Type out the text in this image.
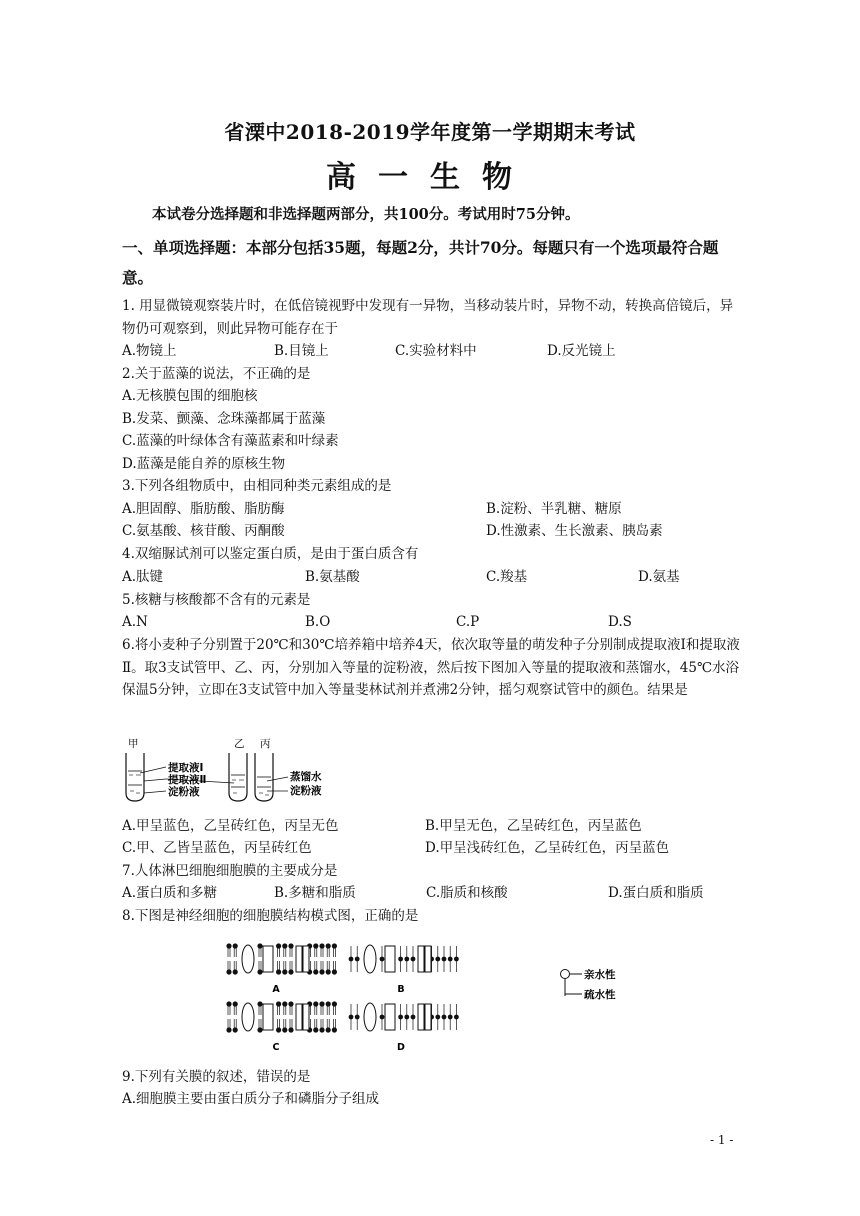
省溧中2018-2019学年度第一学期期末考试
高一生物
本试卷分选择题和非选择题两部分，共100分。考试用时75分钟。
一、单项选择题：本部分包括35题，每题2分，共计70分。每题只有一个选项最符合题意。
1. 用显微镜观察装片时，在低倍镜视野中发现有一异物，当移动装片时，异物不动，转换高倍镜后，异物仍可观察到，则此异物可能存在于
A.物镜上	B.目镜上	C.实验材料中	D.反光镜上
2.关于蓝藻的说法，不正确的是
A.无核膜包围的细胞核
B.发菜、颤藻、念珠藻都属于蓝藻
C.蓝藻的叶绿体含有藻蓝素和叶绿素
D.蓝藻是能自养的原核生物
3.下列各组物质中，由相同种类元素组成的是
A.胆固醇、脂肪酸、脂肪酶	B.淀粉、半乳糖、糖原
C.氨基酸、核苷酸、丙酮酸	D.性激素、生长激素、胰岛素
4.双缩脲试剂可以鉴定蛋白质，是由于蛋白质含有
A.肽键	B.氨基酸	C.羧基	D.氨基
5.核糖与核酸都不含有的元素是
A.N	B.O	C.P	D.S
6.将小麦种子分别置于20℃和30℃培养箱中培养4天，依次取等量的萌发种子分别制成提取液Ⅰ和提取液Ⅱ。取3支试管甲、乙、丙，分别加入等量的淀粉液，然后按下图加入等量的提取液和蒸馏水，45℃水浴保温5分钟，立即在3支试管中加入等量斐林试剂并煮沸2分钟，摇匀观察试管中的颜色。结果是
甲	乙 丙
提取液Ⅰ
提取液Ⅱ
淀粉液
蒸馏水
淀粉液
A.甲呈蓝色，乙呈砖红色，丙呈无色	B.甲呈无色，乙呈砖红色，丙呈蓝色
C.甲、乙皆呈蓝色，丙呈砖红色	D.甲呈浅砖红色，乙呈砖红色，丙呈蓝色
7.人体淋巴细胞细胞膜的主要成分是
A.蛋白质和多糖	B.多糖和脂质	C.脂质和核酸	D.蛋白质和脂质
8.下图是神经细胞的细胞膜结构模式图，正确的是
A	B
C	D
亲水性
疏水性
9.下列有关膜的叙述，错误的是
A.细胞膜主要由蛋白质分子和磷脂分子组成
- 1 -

#### WORK REQUIRED:
Using the records above, copy every line that has the word "丙呈蓝色" in it.

#### OUTPUT OF THE EXERCISE:
A.甲呈蓝色，乙呈砖红色，丙呈无色	B.甲呈无色，乙呈砖红色，丙呈蓝色
C.甲、乙皆呈蓝色，丙呈砖红色	D.甲呈浅砖红色，乙呈砖红色，丙呈蓝色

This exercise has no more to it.